> _GIVEN PROBLEM_
Go through the listing and write out all of it exactly.

> _SUPPLIED ENTRIES_
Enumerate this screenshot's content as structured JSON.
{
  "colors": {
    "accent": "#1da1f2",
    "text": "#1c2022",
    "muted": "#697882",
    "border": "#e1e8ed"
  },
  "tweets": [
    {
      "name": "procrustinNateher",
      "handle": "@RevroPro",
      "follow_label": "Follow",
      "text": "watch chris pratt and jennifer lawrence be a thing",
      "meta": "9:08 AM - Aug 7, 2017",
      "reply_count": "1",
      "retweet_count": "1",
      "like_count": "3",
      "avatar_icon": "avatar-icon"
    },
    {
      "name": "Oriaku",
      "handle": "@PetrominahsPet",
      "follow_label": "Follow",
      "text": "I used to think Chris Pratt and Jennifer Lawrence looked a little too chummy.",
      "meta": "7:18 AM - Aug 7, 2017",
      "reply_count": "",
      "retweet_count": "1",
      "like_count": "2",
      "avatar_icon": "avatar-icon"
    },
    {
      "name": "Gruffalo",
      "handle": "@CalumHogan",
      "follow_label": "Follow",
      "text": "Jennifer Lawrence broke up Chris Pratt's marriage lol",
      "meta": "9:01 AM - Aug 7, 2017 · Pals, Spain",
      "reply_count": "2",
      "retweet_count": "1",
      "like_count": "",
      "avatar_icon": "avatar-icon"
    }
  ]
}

> _THE SOLUTION_
Enumerate this screenshot's content as structured JSON.
{
  "colors": {
    "accent": "#1da1f2",
    "text": "#1c2022",
    "muted": "#697882",
    "border": "#e1e8ed"
  },
  "tweets": [
    {
      "name": "procrustinNateher",
      "handle": "@RevroPro",
      "follow_label": "Follow",
      "text": "watch chris pratt and jennifer lawrence be a thing",
      "meta": "9:08 AM - Aug 7, 2017",
      "reply_count": "1",
      "retweet_count": "1",
      "like_count": "3",
      "avatar_icon": "avatar-icon"
    },
    {
      "name": "Oriaku",
      "handle": "@PetrominahsPet",
      "follow_label": "Follow",
      "text": "I used to think Chris Pratt and Jennifer Lawrence looked a little too chummy.",
      "meta": "7:18 AM - Aug 7, 2017",
      "reply_count": "",
      "retweet_count": "1",
      "like_count": "2",
      "avatar_icon": "avatar-icon"
    },
    {
      "name": "Gruffalo",
      "handle": "@CalumHogan",
      "follow_label": "Follow",
      "text": "Jennifer Lawrence broke up Chris Pratt's marriage lol",
      "meta": "9:01 AM - Aug 7, 2017 · Pals, Spain",
      "reply_count": "2",
      "retweet_count": "1",
      "like_count": "",
      "avatar_icon": "avatar-icon"
    }
  ]
}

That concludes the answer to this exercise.